- WHAT IS BEING ASKED
Print the listing below in its entirety, character for character.

- RECORDS FOR THIS EXERCISE
^^^^^^^^

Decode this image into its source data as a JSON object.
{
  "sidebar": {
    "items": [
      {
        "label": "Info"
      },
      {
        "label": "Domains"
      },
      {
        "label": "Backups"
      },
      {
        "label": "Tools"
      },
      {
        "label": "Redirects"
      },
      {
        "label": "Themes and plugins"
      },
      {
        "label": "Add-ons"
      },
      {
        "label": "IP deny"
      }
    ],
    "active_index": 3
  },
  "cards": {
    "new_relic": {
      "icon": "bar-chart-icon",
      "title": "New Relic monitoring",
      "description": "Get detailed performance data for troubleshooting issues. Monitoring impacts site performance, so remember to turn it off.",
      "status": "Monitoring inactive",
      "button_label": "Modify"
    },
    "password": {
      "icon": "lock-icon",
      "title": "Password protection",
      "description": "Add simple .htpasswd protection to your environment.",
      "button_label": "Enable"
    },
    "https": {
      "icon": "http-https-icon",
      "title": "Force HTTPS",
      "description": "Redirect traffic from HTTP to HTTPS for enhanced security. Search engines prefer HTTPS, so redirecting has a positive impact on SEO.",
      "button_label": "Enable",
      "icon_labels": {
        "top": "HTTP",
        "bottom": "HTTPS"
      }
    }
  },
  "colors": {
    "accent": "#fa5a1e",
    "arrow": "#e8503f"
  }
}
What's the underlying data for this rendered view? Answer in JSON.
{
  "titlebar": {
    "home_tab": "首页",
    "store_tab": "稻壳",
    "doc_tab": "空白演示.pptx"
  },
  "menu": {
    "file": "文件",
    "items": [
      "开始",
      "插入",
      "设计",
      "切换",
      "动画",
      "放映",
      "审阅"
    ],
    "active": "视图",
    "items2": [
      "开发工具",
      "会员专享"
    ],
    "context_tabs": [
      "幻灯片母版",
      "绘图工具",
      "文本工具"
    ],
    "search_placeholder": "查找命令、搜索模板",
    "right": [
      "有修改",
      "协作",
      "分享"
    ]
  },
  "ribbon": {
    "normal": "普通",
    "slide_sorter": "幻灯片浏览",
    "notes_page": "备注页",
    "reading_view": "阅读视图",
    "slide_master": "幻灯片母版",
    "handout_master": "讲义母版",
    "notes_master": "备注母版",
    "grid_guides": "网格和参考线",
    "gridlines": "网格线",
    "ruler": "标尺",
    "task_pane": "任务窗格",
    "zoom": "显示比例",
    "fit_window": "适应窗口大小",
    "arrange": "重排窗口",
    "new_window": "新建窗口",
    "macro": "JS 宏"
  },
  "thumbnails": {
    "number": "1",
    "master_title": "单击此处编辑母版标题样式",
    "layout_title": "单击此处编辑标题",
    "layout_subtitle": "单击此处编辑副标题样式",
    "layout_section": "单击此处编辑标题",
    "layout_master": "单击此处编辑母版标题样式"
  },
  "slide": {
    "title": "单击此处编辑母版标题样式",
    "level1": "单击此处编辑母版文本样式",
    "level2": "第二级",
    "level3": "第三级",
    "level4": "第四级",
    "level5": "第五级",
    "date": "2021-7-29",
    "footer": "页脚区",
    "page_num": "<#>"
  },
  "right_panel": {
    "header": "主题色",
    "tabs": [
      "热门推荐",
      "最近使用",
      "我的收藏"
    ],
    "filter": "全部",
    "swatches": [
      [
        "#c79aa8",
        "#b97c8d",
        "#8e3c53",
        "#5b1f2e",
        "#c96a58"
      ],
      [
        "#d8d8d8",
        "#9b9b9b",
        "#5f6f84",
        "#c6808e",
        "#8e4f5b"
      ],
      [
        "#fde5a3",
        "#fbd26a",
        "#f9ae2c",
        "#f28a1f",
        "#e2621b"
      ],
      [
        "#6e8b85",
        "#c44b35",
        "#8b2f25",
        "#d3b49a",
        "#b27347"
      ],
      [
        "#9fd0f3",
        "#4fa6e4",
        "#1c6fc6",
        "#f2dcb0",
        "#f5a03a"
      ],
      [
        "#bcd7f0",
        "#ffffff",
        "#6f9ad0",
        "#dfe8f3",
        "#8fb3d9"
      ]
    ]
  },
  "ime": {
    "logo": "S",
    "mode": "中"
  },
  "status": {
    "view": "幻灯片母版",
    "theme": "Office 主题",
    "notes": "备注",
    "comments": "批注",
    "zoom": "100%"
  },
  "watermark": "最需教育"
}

^^^^^^^^

- RESULT OF THE EXERCISE
Decode this image into its source data as a JSON object.
{
  "sidebar": {
    "items": [
      {
        "label": "Info"
      },
      {
        "label": "Domains"
      },
      {
        "label": "Backups"
      },
      {
        "label": "Tools"
      },
      {
        "label": "Redirects"
      },
      {
        "label": "Themes and plugins"
      },
      {
        "label": "Add-ons"
      },
      {
        "label": "IP deny"
      }
    ],
    "active_index": 3
  },
  "cards": {
    "new_relic": {
      "icon": "bar-chart-icon",
      "title": "New Relic monitoring",
      "description": "Get detailed performance data for troubleshooting issues. Monitoring impacts site performance, so remember to turn it off.",
      "status": "Monitoring inactive",
      "button_label": "Modify"
    },
    "password": {
      "icon": "lock-icon",
      "title": "Password protection",
      "description": "Add simple .htpasswd protection to your environment.",
      "button_label": "Enable"
    },
    "https": {
      "icon": "http-https-icon",
      "title": "Force HTTPS",
      "description": "Redirect traffic from HTTP to HTTPS for enhanced security. Search engines prefer HTTPS, so redirecting has a positive impact on SEO.",
      "button_label": "Enable",
      "icon_labels": {
        "top": "HTTP",
        "bottom": "HTTPS"
      }
    }
  },
  "colors": {
    "accent": "#fa5a1e",
    "arrow": "#e8503f"
  }
}
What's the underlying data for this rendered view? Answer in JSON.
{
  "titlebar": {
    "home_tab": "首页",
    "store_tab": "稻壳",
    "doc_tab": "空白演示.pptx"
  },
  "menu": {
    "file": "文件",
    "items": [
      "开始",
      "插入",
      "设计",
      "切换",
      "动画",
      "放映",
      "审阅"
    ],
    "active": "视图",
    "items2": [
      "开发工具",
      "会员专享"
    ],
    "context_tabs": [
      "幻灯片母版",
      "绘图工具",
      "文本工具"
    ],
    "search_placeholder": "查找命令、搜索模板",
    "right": [
      "有修改",
      "协作",
      "分享"
    ]
  },
  "ribbon": {
    "normal": "普通",
    "slide_sorter": "幻灯片浏览",
    "notes_page": "备注页",
    "reading_view": "阅读视图",
    "slide_master": "幻灯片母版",
    "handout_master": "讲义母版",
    "notes_master": "备注母版",
    "grid_guides": "网格和参考线",
    "gridlines": "网格线",
    "ruler": "标尺",
    "task_pane": "任务窗格",
    "zoom": "显示比例",
    "fit_window": "适应窗口大小",
    "arrange": "重排窗口",
    "new_window": "新建窗口",
    "macro": "JS 宏"
  },
  "thumbnails": {
    "number": "1",
    "master_title": "单击此处编辑母版标题样式",
    "layout_title": "单击此处编辑标题",
    "layout_subtitle": "单击此处编辑副标题样式",
    "layout_section": "单击此处编辑标题",
    "layout_master": "单击此处编辑母版标题样式"
  },
  "slide": {
    "title": "单击此处编辑母版标题样式",
    "level1": "单击此处编辑母版文本样式",
    "level2": "第二级",
    "level3": "第三级",
    "level4": "第四级",
    "level5": "第五级",
    "date": "2021-7-29",
    "footer": "页脚区",
    "page_num": "<#>"
  },
  "right_panel": {
    "header": "主题色",
    "tabs": [
      "热门推荐",
      "最近使用",
      "我的收藏"
    ],
    "filter": "全部",
    "swatches": [
      [
        "#c79aa8",
        "#b97c8d",
        "#8e3c53",
        "#5b1f2e",
        "#c96a58"
      ],
      [
        "#d8d8d8",
        "#9b9b9b",
        "#5f6f84",
        "#c6808e",
        "#8e4f5b"
      ],
      [
        "#fde5a3",
        "#fbd26a",
        "#f9ae2c",
        "#f28a1f",
        "#e2621b"
      ],
      [
        "#6e8b85",
        "#c44b35",
        "#8b2f25",
        "#d3b49a",
        "#b27347"
      ],
      [
        "#9fd0f3",
        "#4fa6e4",
        "#1c6fc6",
        "#f2dcb0",
        "#f5a03a"
      ],
      [
        "#bcd7f0",
        "#ffffff",
        "#6f9ad0",
        "#dfe8f3",
        "#8fb3d9"
      ]
    ]
  },
  "ime": {
    "logo": "S",
    "mode": "中"
  },
  "status": {
    "view": "幻灯片母版",
    "theme": "Office 主题",
    "notes": "备注",
    "comments": "批注",
    "zoom": "100%"
  },
  "watermark": "最需教育"
}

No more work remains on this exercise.